== Work to do ==
Your task is to copy the material exactly.
** begin Information supplied **
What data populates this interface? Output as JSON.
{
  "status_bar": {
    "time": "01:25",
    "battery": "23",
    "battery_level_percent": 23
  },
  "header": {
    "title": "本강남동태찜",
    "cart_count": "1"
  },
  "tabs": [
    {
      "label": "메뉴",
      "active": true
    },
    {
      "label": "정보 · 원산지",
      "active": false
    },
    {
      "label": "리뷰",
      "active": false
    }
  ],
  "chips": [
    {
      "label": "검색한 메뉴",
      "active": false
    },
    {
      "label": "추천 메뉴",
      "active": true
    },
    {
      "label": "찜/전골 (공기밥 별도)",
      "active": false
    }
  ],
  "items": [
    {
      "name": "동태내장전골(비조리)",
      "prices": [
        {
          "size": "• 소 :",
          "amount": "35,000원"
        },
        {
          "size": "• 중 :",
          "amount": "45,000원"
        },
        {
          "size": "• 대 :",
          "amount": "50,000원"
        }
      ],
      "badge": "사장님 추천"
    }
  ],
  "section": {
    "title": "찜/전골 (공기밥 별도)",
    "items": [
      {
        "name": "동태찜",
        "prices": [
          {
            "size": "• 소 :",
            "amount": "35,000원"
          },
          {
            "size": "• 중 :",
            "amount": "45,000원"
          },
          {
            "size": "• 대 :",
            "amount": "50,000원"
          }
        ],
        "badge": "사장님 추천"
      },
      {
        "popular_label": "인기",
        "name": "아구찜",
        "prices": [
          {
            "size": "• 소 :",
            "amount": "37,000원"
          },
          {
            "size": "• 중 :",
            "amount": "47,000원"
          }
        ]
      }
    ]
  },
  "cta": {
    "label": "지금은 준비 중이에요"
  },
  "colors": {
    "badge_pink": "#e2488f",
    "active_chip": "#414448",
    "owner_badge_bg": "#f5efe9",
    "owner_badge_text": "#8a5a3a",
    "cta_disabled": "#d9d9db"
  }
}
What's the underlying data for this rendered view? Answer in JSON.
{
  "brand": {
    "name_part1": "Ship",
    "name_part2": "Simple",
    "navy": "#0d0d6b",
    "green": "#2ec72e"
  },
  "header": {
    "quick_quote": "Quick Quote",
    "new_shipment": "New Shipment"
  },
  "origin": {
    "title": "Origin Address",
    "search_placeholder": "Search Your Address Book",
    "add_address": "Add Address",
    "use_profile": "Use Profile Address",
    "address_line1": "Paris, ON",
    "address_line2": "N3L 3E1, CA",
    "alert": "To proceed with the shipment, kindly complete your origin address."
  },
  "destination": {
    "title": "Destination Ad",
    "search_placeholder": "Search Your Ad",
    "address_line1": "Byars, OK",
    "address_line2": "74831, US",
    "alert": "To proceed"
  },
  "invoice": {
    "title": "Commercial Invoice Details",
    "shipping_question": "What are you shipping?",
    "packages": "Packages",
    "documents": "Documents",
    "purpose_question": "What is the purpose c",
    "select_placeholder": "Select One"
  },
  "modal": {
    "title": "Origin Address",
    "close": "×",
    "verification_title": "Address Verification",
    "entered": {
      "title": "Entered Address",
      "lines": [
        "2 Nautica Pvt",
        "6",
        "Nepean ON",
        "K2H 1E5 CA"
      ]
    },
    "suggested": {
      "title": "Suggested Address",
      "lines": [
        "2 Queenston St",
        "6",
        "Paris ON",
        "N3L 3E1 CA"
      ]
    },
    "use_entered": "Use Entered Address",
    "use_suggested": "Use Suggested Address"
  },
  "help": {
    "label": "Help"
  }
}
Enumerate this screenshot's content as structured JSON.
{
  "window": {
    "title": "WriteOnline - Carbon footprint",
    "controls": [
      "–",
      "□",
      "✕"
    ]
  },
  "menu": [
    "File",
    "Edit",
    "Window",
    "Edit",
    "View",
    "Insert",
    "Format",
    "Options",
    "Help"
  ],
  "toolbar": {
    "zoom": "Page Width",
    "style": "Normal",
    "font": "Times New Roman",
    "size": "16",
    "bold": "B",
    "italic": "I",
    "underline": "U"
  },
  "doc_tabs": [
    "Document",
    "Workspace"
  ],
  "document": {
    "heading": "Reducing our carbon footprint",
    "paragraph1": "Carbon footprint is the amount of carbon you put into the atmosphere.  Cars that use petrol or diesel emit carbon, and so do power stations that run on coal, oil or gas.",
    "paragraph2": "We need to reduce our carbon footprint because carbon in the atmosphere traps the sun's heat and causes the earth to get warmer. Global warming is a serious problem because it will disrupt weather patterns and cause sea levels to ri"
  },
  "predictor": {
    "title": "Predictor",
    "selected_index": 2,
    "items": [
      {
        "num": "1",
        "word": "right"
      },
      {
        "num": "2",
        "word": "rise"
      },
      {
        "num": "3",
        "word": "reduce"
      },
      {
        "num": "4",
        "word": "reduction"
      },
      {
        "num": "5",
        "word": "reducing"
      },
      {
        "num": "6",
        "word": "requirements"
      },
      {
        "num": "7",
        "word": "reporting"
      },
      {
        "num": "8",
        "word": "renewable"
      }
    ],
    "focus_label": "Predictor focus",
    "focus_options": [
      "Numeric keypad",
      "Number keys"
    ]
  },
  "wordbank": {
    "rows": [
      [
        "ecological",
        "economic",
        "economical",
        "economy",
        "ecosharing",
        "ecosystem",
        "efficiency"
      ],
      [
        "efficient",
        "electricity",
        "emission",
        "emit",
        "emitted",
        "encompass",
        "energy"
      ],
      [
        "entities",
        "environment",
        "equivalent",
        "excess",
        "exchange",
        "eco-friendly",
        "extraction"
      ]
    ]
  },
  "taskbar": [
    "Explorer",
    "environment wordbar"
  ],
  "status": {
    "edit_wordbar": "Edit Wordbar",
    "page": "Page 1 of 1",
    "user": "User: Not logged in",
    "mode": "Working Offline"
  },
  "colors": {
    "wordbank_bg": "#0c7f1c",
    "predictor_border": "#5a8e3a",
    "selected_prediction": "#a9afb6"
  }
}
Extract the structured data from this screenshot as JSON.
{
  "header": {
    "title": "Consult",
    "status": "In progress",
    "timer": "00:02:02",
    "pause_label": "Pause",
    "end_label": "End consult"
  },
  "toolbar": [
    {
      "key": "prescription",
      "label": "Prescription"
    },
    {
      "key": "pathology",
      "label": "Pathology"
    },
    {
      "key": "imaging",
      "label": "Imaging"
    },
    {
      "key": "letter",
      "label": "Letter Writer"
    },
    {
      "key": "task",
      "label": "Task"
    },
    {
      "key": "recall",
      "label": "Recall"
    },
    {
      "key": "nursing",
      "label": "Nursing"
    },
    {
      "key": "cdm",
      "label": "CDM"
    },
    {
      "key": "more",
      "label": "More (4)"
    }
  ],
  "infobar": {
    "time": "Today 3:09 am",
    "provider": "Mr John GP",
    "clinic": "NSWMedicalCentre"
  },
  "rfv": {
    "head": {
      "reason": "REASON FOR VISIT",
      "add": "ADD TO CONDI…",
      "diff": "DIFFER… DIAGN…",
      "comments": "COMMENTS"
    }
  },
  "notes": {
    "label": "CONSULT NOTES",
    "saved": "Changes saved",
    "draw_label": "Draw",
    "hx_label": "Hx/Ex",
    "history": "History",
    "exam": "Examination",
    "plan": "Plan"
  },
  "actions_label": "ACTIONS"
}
** end Information supplied **
== Solution to this exercise ==
What data populates this interface? Output as JSON.
{
  "status_bar": {
    "time": "01:25",
    "battery": "23",
    "battery_level_percent": 23
  },
  "header": {
    "title": "本강남동태찜",
    "cart_count": "1"
  },
  "tabs": [
    {
      "label": "메뉴",
      "active": true
    },
    {
      "label": "정보 · 원산지",
      "active": false
    },
    {
      "label": "리뷰",
      "active": false
    }
  ],
  "chips": [
    {
      "label": "검색한 메뉴",
      "active": false
    },
    {
      "label": "추천 메뉴",
      "active": true
    },
    {
      "label": "찜/전골 (공기밥 별도)",
      "active": false
    }
  ],
  "items": [
    {
      "name": "동태내장전골(비조리)",
      "prices": [
        {
          "size": "• 소 :",
          "amount": "35,000원"
        },
        {
          "size": "• 중 :",
          "amount": "45,000원"
        },
        {
          "size": "• 대 :",
          "amount": "50,000원"
        }
      ],
      "badge": "사장님 추천"
    }
  ],
  "section": {
    "title": "찜/전골 (공기밥 별도)",
    "items": [
      {
        "name": "동태찜",
        "prices": [
          {
            "size": "• 소 :",
            "amount": "35,000원"
          },
          {
            "size": "• 중 :",
            "amount": "45,000원"
          },
          {
            "size": "• 대 :",
            "amount": "50,000원"
          }
        ],
        "badge": "사장님 추천"
      },
      {
        "popular_label": "인기",
        "name": "아구찜",
        "prices": [
          {
            "size": "• 소 :",
            "amount": "37,000원"
          },
          {
            "size": "• 중 :",
            "amount": "47,000원"
          }
        ]
      }
    ]
  },
  "cta": {
    "label": "지금은 준비 중이에요"
  },
  "colors": {
    "badge_pink": "#e2488f",
    "active_chip": "#414448",
    "owner_badge_bg": "#f5efe9",
    "owner_badge_text": "#8a5a3a",
    "cta_disabled": "#d9d9db"
  }
}
What's the underlying data for this rendered view? Answer in JSON.
{
  "brand": {
    "name_part1": "Ship",
    "name_part2": "Simple",
    "navy": "#0d0d6b",
    "green": "#2ec72e"
  },
  "header": {
    "quick_quote": "Quick Quote",
    "new_shipment": "New Shipment"
  },
  "origin": {
    "title": "Origin Address",
    "search_placeholder": "Search Your Address Book",
    "add_address": "Add Address",
    "use_profile": "Use Profile Address",
    "address_line1": "Paris, ON",
    "address_line2": "N3L 3E1, CA",
    "alert": "To proceed with the shipment, kindly complete your origin address."
  },
  "destination": {
    "title": "Destination Ad",
    "search_placeholder": "Search Your Ad",
    "address_line1": "Byars, OK",
    "address_line2": "74831, US",
    "alert": "To proceed"
  },
  "invoice": {
    "title": "Commercial Invoice Details",
    "shipping_question": "What are you shipping?",
    "packages": "Packages",
    "documents": "Documents",
    "purpose_question": "What is the purpose c",
    "select_placeholder": "Select One"
  },
  "modal": {
    "title": "Origin Address",
    "close": "×",
    "verification_title": "Address Verification",
    "entered": {
      "title": "Entered Address",
      "lines": [
        "2 Nautica Pvt",
        "6",
        "Nepean ON",
        "K2H 1E5 CA"
      ]
    },
    "suggested": {
      "title": "Suggested Address",
      "lines": [
        "2 Queenston St",
        "6",
        "Paris ON",
        "N3L 3E1 CA"
      ]
    },
    "use_entered": "Use Entered Address",
    "use_suggested": "Use Suggested Address"
  },
  "help": {
    "label": "Help"
  }
}
Enumerate this screenshot's content as structured JSON.
{
  "window": {
    "title": "WriteOnline - Carbon footprint",
    "controls": [
      "–",
      "□",
      "✕"
    ]
  },
  "menu": [
    "File",
    "Edit",
    "Window",
    "Edit",
    "View",
    "Insert",
    "Format",
    "Options",
    "Help"
  ],
  "toolbar": {
    "zoom": "Page Width",
    "style": "Normal",
    "font": "Times New Roman",
    "size": "16",
    "bold": "B",
    "italic": "I",
    "underline": "U"
  },
  "doc_tabs": [
    "Document",
    "Workspace"
  ],
  "document": {
    "heading": "Reducing our carbon footprint",
    "paragraph1": "Carbon footprint is the amount of carbon you put into the atmosphere.  Cars that use petrol or diesel emit carbon, and so do power stations that run on coal, oil or gas.",
    "paragraph2": "We need to reduce our carbon footprint because carbon in the atmosphere traps the sun's heat and causes the earth to get warmer. Global warming is a serious problem because it will disrupt weather patterns and cause sea levels to ri"
  },
  "predictor": {
    "title": "Predictor",
    "selected_index": 2,
    "items": [
      {
        "num": "1",
        "word": "right"
      },
      {
        "num": "2",
        "word": "rise"
      },
      {
        "num": "3",
        "word": "reduce"
      },
      {
        "num": "4",
        "word": "reduction"
      },
      {
        "num": "5",
        "word": "reducing"
      },
      {
        "num": "6",
        "word": "requirements"
      },
      {
        "num": "7",
        "word": "reporting"
      },
      {
        "num": "8",
        "word": "renewable"
      }
    ],
    "focus_label": "Predictor focus",
    "focus_options": [
      "Numeric keypad",
      "Number keys"
    ]
  },
  "wordbank": {
    "rows": [
      [
        "ecological",
        "economic",
        "economical",
        "economy",
        "ecosharing",
        "ecosystem",
        "efficiency"
      ],
      [
        "efficient",
        "electricity",
        "emission",
        "emit",
        "emitted",
        "encompass",
        "energy"
      ],
      [
        "entities",
        "environment",
        "equivalent",
        "excess",
        "exchange",
        "eco-friendly",
        "extraction"
      ]
    ]
  },
  "taskbar": [
    "Explorer",
    "environment wordbar"
  ],
  "status": {
    "edit_wordbar": "Edit Wordbar",
    "page": "Page 1 of 1",
    "user": "User: Not logged in",
    "mode": "Working Offline"
  },
  "colors": {
    "wordbank_bg": "#0c7f1c",
    "predictor_border": "#5a8e3a",
    "selected_prediction": "#a9afb6"
  }
}
Extract the structured data from this screenshot as JSON.
{
  "header": {
    "title": "Consult",
    "status": "In progress",
    "timer": "00:02:02",
    "pause_label": "Pause",
    "end_label": "End consult"
  },
  "toolbar": [
    {
      "key": "prescription",
      "label": "Prescription"
    },
    {
      "key": "pathology",
      "label": "Pathology"
    },
    {
      "key": "imaging",
      "label": "Imaging"
    },
    {
      "key": "letter",
      "label": "Letter Writer"
    },
    {
      "key": "task",
      "label": "Task"
    },
    {
      "key": "recall",
      "label": "Recall"
    },
    {
      "key": "nursing",
      "label": "Nursing"
    },
    {
      "key": "cdm",
      "label": "CDM"
    },
    {
      "key": "more",
      "label": "More (4)"
    }
  ],
  "infobar": {
    "time": "Today 3:09 am",
    "provider": "Mr John GP",
    "clinic": "NSWMedicalCentre"
  },
  "rfv": {
    "head": {
      "reason": "REASON FOR VISIT",
      "add": "ADD TO CONDI…",
      "diff": "DIFFER… DIAGN…",
      "comments": "COMMENTS"
    }
  },
  "notes": {
    "label": "CONSULT NOTES",
    "saved": "Changes saved",
    "draw_label": "Draw",
    "hx_label": "Hx/Ex",
    "history": "History",
    "exam": "Examination",
    "plan": "Plan"
  },
  "actions_label": "ACTIONS"
}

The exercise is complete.